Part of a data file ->
---+---

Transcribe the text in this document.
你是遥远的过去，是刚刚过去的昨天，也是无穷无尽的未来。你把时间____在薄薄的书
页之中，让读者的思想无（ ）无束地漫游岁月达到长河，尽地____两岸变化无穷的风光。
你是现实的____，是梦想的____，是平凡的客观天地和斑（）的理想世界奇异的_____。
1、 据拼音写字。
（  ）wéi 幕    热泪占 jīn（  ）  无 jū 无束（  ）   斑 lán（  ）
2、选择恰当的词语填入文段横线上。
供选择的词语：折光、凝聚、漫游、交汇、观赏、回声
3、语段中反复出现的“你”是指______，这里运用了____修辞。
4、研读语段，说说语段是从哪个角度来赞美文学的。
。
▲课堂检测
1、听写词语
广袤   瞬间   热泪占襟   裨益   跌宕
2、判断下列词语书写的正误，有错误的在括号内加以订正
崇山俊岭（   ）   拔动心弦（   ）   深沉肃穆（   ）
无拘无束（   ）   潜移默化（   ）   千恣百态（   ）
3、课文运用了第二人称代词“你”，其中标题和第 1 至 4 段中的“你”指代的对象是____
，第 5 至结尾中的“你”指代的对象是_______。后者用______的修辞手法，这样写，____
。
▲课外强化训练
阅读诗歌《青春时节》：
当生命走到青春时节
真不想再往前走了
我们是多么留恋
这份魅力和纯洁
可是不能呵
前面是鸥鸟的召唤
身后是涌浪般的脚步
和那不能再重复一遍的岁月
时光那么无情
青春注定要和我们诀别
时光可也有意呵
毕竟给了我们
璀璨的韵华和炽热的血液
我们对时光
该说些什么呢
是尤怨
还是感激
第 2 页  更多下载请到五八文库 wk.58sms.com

---+---

Problem to work on -> Output the records verbatim, from the first line to the last.

Answer for the task ->
Transcribe the text in this document.
你是遥远的过去，是刚刚过去的昨天，也是无穷无尽的未来。你把时间____在薄薄的书
页之中，让读者的思想无（ ）无束地漫游岁月达到长河，尽地____两岸变化无穷的风光。
你是现实的____，是梦想的____，是平凡的客观天地和斑（）的理想世界奇异的_____。
1、 据拼音写字。
（  ）wéi 幕    热泪占 jīn（  ）  无 jū 无束（  ）   斑 lán（  ）
2、选择恰当的词语填入文段横线上。
供选择的词语：折光、凝聚、漫游、交汇、观赏、回声
3、语段中反复出现的“你”是指______，这里运用了____修辞。
4、研读语段，说说语段是从哪个角度来赞美文学的。
。
▲课堂检测
1、听写词语
广袤   瞬间   热泪占襟   裨益   跌宕
2、判断下列词语书写的正误，有错误的在括号内加以订正
崇山俊岭（   ）   拔动心弦（   ）   深沉肃穆（   ）
无拘无束（   ）   潜移默化（   ）   千恣百态（   ）
3、课文运用了第二人称代词“你”，其中标题和第 1 至 4 段中的“你”指代的对象是____
，第 5 至结尾中的“你”指代的对象是_______。后者用______的修辞手法，这样写，____
。
▲课外强化训练
阅读诗歌《青春时节》：
当生命走到青春时节
真不想再往前走了
我们是多么留恋
这份魅力和纯洁
可是不能呵
前面是鸥鸟的召唤
身后是涌浪般的脚步
和那不能再重复一遍的岁月
时光那么无情
青春注定要和我们诀别
时光可也有意呵
毕竟给了我们
璀璨的韵华和炽热的血液
我们对时光
该说些什么呢
是尤怨
还是感激
第 2 页  更多下载请到五八文库 wk.58sms.com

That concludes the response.